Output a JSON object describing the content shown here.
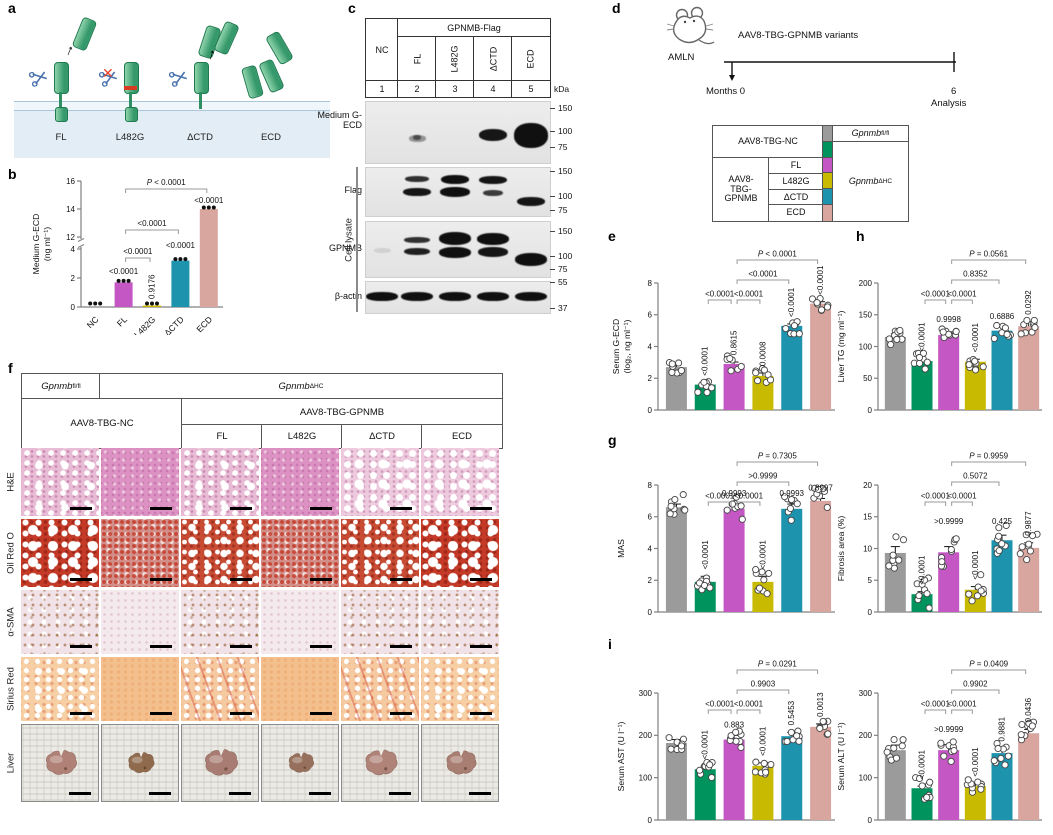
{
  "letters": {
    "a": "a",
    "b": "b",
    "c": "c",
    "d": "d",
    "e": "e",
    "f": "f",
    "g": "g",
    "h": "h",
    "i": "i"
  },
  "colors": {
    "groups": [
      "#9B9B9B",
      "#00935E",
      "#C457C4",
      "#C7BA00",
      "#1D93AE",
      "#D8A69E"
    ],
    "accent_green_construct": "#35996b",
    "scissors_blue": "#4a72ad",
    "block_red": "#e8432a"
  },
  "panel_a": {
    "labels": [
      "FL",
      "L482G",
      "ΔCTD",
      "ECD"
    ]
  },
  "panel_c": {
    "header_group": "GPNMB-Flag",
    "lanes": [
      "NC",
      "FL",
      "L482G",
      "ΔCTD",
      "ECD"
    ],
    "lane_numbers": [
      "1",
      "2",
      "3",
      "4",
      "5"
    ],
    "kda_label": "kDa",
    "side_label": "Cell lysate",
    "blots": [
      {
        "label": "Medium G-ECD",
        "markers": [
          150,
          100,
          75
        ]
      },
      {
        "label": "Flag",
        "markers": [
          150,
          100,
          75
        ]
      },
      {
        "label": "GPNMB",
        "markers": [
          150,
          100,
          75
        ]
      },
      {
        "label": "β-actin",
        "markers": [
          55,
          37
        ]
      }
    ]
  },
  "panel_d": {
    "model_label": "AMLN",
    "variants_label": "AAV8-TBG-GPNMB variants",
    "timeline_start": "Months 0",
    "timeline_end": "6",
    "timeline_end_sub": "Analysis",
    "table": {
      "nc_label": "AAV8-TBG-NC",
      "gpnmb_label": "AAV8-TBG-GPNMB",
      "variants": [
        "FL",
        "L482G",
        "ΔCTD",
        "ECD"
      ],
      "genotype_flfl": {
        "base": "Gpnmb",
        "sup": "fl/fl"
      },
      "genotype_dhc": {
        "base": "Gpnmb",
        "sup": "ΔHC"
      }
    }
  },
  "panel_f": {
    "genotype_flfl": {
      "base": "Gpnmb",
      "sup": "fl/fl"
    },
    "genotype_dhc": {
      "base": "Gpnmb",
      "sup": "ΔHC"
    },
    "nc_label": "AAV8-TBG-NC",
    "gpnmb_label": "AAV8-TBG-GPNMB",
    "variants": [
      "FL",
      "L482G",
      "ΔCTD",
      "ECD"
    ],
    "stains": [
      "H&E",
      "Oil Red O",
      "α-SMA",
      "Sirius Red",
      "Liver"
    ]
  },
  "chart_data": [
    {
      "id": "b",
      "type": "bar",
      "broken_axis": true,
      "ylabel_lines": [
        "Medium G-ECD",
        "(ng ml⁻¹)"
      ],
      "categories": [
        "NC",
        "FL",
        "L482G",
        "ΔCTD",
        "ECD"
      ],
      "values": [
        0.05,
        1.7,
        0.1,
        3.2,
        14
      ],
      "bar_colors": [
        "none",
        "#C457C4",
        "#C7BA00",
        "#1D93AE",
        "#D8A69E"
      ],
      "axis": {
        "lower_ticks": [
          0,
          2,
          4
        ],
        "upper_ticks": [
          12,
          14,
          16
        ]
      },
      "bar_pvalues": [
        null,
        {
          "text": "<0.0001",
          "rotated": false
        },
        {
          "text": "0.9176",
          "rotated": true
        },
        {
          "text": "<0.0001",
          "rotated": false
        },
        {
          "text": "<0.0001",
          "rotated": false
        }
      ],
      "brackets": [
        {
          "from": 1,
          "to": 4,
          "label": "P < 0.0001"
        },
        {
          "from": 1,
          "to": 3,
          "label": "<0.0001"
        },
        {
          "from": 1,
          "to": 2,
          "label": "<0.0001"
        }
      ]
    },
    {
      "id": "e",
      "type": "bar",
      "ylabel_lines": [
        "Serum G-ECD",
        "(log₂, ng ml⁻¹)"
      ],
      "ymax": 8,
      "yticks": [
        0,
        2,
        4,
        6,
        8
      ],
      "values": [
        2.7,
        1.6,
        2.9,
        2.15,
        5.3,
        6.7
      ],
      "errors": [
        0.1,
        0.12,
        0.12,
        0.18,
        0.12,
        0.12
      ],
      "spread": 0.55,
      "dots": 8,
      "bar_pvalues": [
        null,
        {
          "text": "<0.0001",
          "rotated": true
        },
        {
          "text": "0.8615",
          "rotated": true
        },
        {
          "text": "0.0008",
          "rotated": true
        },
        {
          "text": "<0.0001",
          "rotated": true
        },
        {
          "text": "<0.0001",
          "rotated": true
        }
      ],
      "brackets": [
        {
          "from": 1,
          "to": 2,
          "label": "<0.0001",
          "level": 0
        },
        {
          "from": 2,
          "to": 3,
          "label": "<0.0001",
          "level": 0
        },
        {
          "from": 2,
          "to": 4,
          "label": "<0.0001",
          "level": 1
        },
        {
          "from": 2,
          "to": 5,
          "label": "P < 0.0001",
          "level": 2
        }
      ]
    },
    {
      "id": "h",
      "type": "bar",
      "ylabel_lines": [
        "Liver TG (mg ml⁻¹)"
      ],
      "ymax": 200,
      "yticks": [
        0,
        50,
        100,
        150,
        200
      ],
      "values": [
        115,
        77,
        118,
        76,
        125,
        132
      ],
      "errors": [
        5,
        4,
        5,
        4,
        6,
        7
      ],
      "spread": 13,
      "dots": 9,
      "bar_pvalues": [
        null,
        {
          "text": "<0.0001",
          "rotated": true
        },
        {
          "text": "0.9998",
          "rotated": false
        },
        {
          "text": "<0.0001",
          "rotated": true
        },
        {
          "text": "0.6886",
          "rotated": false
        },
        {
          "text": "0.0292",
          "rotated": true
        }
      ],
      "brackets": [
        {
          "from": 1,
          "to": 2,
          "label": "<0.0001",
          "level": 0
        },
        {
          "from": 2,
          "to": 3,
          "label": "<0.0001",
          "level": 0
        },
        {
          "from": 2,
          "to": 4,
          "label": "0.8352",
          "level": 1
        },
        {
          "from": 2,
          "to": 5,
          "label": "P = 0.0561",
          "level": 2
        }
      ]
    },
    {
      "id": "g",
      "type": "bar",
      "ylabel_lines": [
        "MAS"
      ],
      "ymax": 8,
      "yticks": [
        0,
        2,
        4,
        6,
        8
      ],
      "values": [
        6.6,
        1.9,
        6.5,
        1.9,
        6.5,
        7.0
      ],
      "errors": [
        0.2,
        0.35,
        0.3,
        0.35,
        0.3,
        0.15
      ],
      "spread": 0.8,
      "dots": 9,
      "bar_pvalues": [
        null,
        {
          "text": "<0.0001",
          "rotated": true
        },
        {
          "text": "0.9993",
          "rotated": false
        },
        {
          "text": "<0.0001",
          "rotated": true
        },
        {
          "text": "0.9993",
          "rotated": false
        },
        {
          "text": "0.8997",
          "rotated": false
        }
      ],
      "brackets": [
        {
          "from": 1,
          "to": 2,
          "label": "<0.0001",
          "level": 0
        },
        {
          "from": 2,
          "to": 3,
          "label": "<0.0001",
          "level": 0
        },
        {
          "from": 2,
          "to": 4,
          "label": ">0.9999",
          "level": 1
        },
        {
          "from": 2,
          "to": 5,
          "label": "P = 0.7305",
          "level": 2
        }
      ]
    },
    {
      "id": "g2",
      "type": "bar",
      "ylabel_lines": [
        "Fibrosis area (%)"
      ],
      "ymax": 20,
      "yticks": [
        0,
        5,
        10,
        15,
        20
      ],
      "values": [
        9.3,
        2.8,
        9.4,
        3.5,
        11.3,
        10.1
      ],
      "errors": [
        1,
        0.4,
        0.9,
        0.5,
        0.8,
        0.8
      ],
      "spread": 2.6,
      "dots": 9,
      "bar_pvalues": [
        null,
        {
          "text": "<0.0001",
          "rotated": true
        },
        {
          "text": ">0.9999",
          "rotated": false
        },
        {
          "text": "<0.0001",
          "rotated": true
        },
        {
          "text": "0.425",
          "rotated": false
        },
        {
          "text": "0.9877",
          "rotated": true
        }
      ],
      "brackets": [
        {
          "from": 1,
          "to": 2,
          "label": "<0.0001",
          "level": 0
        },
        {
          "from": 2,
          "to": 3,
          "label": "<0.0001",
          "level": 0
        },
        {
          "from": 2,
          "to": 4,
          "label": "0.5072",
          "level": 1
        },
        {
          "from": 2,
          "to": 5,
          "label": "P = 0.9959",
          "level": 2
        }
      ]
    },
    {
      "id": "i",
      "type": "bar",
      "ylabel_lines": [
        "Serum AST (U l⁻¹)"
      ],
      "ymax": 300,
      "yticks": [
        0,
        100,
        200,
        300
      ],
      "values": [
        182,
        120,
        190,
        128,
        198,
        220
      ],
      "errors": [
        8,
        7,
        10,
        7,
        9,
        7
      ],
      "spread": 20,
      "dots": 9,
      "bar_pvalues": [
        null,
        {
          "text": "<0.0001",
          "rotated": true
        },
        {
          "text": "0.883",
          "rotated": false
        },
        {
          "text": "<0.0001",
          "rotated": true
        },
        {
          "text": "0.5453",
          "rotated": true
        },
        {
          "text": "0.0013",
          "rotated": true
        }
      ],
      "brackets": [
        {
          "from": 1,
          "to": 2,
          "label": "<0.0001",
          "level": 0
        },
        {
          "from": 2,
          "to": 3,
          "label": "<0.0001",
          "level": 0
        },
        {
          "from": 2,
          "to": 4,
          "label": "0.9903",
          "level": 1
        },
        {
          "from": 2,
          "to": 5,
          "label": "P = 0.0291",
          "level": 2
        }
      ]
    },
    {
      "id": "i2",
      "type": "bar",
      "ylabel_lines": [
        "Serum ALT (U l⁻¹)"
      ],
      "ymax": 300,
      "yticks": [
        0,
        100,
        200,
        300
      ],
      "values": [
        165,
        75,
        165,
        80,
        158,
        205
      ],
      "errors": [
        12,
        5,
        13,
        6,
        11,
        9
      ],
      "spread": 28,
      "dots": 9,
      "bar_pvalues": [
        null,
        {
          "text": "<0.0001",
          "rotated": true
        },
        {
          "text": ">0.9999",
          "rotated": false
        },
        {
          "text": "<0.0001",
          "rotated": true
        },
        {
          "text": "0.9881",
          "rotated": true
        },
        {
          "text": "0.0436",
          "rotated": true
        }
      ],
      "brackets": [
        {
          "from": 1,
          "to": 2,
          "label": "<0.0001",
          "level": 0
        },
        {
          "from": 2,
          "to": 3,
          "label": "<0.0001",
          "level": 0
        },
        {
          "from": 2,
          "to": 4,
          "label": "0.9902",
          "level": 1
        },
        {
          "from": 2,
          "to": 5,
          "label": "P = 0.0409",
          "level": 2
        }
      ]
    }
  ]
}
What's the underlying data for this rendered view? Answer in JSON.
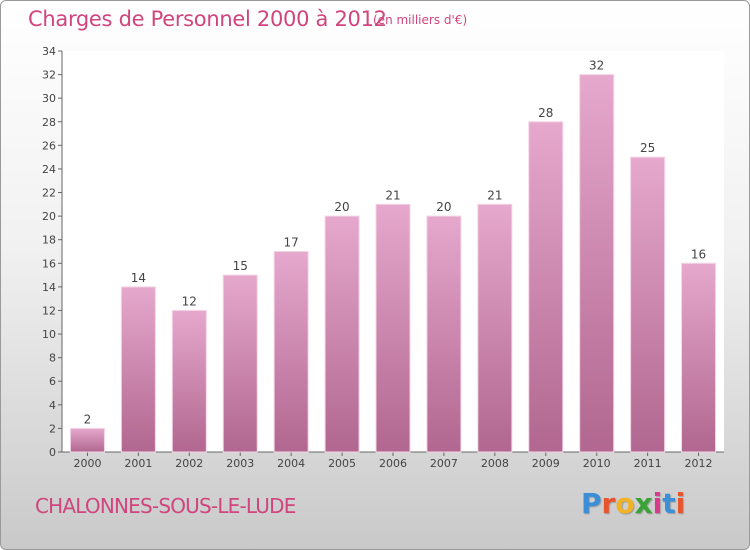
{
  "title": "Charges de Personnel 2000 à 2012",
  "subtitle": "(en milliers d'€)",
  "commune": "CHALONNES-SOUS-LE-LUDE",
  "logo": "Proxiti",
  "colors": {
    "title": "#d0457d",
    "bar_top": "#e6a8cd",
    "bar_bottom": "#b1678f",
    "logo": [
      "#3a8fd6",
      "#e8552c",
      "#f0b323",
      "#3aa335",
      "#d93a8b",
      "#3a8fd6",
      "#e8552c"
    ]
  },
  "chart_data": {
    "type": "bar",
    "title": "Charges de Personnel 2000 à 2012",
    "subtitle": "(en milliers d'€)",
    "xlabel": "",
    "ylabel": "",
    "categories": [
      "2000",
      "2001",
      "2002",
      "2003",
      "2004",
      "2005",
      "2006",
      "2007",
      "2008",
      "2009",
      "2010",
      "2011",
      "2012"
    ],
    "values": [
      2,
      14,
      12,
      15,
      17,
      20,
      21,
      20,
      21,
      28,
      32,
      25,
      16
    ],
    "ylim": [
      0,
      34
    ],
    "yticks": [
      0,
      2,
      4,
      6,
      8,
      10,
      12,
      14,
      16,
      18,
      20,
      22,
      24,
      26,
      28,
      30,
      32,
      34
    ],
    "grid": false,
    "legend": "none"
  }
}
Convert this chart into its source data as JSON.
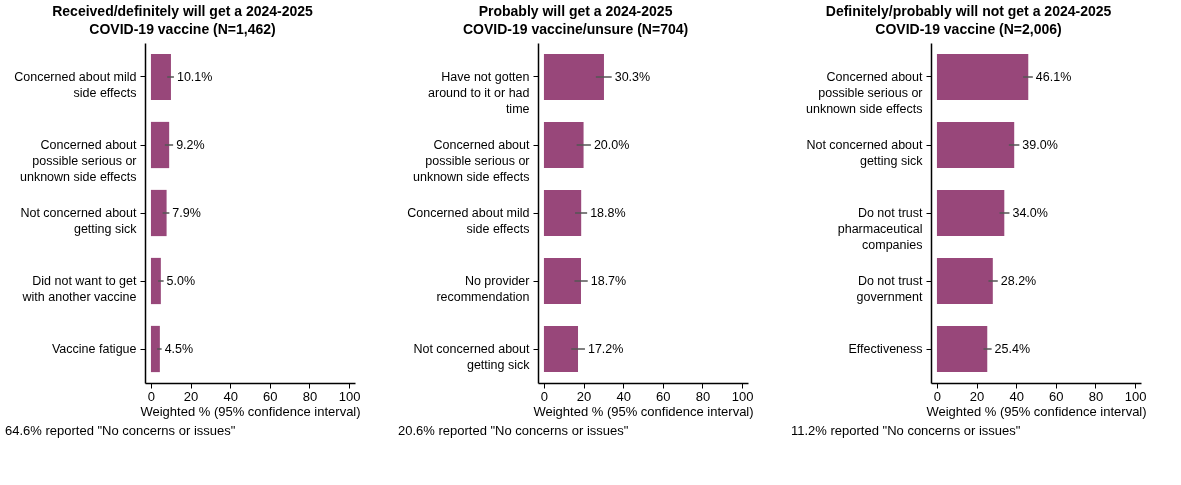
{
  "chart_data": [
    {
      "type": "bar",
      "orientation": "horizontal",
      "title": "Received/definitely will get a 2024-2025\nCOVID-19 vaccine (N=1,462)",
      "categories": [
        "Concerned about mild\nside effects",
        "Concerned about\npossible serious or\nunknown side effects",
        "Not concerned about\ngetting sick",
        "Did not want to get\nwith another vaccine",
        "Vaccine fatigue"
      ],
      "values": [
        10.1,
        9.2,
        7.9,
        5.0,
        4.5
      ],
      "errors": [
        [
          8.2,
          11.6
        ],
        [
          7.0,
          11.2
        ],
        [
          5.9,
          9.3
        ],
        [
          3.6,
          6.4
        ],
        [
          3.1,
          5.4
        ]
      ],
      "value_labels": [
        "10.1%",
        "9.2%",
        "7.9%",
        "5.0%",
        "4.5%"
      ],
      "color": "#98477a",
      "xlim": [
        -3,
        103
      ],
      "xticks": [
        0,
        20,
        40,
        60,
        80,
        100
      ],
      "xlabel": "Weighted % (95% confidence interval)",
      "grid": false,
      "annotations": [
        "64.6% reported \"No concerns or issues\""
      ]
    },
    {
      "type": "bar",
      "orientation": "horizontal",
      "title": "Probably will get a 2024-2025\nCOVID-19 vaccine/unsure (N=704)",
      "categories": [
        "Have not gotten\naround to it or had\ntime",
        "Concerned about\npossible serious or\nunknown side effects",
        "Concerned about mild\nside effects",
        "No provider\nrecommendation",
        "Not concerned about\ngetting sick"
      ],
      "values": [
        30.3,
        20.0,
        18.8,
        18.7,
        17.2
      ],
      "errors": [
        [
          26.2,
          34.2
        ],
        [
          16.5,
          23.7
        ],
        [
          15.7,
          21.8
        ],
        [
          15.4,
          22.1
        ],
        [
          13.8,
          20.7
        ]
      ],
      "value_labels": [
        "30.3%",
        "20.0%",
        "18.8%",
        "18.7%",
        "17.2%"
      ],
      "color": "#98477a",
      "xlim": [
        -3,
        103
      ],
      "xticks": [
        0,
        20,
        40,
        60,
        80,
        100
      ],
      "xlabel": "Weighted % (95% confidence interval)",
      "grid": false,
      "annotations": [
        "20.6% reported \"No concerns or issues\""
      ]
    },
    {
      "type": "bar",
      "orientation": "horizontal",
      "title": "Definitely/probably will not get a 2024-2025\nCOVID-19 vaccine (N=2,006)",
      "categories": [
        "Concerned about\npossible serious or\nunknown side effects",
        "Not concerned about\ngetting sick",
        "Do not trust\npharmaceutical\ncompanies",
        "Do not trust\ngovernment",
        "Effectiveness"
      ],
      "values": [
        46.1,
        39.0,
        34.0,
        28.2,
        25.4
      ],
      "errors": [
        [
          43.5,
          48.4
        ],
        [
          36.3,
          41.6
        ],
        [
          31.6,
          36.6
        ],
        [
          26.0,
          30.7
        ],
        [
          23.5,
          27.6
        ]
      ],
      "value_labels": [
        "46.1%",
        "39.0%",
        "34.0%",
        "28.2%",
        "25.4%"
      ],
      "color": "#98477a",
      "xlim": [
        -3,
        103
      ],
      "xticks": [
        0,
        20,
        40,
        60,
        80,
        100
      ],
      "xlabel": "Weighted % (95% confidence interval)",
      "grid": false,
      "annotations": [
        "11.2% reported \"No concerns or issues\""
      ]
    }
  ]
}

- **Work required**: Count every line above that holds the string "this" and give the total, nothing more.

- **Full answer**: 2